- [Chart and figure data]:
--- --- ---
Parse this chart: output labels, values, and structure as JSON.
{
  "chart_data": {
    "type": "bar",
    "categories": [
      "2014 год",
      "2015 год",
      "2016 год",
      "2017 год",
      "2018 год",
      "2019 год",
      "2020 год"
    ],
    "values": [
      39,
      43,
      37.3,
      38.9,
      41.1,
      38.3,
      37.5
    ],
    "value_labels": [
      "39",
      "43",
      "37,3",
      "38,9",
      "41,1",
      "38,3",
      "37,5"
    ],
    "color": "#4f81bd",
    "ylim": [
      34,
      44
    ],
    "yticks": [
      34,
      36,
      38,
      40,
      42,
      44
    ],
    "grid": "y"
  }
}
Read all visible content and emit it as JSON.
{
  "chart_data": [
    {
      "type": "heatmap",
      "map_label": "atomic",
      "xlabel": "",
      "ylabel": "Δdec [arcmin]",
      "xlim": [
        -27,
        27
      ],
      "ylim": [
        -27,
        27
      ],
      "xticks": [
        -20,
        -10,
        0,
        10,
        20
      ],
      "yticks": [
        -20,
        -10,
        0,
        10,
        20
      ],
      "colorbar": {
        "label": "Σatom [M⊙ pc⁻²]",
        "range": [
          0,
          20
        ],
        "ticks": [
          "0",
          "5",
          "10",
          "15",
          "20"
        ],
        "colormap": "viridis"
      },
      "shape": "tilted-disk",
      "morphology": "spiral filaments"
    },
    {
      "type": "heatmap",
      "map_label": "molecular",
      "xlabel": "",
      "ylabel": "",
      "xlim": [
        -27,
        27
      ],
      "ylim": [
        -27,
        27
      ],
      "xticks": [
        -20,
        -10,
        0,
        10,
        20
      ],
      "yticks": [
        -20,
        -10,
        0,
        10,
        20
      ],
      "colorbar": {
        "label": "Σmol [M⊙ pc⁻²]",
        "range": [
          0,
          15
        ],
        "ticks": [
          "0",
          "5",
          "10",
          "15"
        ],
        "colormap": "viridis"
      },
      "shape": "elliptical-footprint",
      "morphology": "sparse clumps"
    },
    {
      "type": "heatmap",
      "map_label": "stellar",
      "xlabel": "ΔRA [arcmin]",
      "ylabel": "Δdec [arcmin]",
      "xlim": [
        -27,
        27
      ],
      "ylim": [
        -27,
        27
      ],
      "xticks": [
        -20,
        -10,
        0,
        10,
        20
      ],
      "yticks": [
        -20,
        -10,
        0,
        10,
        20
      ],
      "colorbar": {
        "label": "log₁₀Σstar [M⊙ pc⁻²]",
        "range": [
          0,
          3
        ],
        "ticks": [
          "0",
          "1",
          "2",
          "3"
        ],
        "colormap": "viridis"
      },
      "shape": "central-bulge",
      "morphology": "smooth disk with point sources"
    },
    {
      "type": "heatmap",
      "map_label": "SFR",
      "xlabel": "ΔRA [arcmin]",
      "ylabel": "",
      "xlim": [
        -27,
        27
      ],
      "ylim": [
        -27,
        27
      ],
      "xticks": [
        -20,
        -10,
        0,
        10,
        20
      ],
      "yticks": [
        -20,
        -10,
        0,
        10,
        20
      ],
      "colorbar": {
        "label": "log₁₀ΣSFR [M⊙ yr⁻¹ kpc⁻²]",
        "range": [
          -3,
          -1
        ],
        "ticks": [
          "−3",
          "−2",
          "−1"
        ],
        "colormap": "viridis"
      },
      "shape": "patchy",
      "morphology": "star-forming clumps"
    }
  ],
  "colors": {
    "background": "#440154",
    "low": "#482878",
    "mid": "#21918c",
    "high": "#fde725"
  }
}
--- --- ---
- [Instruction]:
Reproduce each entry from the records above, character for character.

- [Output]:
Parse this chart: output labels, values, and structure as JSON.
{
  "chart_data": {
    "type": "bar",
    "categories": [
      "2014 год",
      "2015 год",
      "2016 год",
      "2017 год",
      "2018 год",
      "2019 год",
      "2020 год"
    ],
    "values": [
      39,
      43,
      37.3,
      38.9,
      41.1,
      38.3,
      37.5
    ],
    "value_labels": [
      "39",
      "43",
      "37,3",
      "38,9",
      "41,1",
      "38,3",
      "37,5"
    ],
    "color": "#4f81bd",
    "ylim": [
      34,
      44
    ],
    "yticks": [
      34,
      36,
      38,
      40,
      42,
      44
    ],
    "grid": "y"
  }
}
Read all visible content and emit it as JSON.
{
  "chart_data": [
    {
      "type": "heatmap",
      "map_label": "atomic",
      "xlabel": "",
      "ylabel": "Δdec [arcmin]",
      "xlim": [
        -27,
        27
      ],
      "ylim": [
        -27,
        27
      ],
      "xticks": [
        -20,
        -10,
        0,
        10,
        20
      ],
      "yticks": [
        -20,
        -10,
        0,
        10,
        20
      ],
      "colorbar": {
        "label": "Σatom [M⊙ pc⁻²]",
        "range": [
          0,
          20
        ],
        "ticks": [
          "0",
          "5",
          "10",
          "15",
          "20"
        ],
        "colormap": "viridis"
      },
      "shape": "tilted-disk",
      "morphology": "spiral filaments"
    },
    {
      "type": "heatmap",
      "map_label": "molecular",
      "xlabel": "",
      "ylabel": "",
      "xlim": [
        -27,
        27
      ],
      "ylim": [
        -27,
        27
      ],
      "xticks": [
        -20,
        -10,
        0,
        10,
        20
      ],
      "yticks": [
        -20,
        -10,
        0,
        10,
        20
      ],
      "colorbar": {
        "label": "Σmol [M⊙ pc⁻²]",
        "range": [
          0,
          15
        ],
        "ticks": [
          "0",
          "5",
          "10",
          "15"
        ],
        "colormap": "viridis"
      },
      "shape": "elliptical-footprint",
      "morphology": "sparse clumps"
    },
    {
      "type": "heatmap",
      "map_label": "stellar",
      "xlabel": "ΔRA [arcmin]",
      "ylabel": "Δdec [arcmin]",
      "xlim": [
        -27,
        27
      ],
      "ylim": [
        -27,
        27
      ],
      "xticks": [
        -20,
        -10,
        0,
        10,
        20
      ],
      "yticks": [
        -20,
        -10,
        0,
        10,
        20
      ],
      "colorbar": {
        "label": "log₁₀Σstar [M⊙ pc⁻²]",
        "range": [
          0,
          3
        ],
        "ticks": [
          "0",
          "1",
          "2",
          "3"
        ],
        "colormap": "viridis"
      },
      "shape": "central-bulge",
      "morphology": "smooth disk with point sources"
    },
    {
      "type": "heatmap",
      "map_label": "SFR",
      "xlabel": "ΔRA [arcmin]",
      "ylabel": "",
      "xlim": [
        -27,
        27
      ],
      "ylim": [
        -27,
        27
      ],
      "xticks": [
        -20,
        -10,
        0,
        10,
        20
      ],
      "yticks": [
        -20,
        -10,
        0,
        10,
        20
      ],
      "colorbar": {
        "label": "log₁₀ΣSFR [M⊙ yr⁻¹ kpc⁻²]",
        "range": [
          -3,
          -1
        ],
        "ticks": [
          "−3",
          "−2",
          "−1"
        ],
        "colormap": "viridis"
      },
      "shape": "patchy",
      "morphology": "star-forming clumps"
    }
  ],
  "colors": {
    "background": "#440154",
    "low": "#482878",
    "mid": "#21918c",
    "high": "#fde725"
  }
}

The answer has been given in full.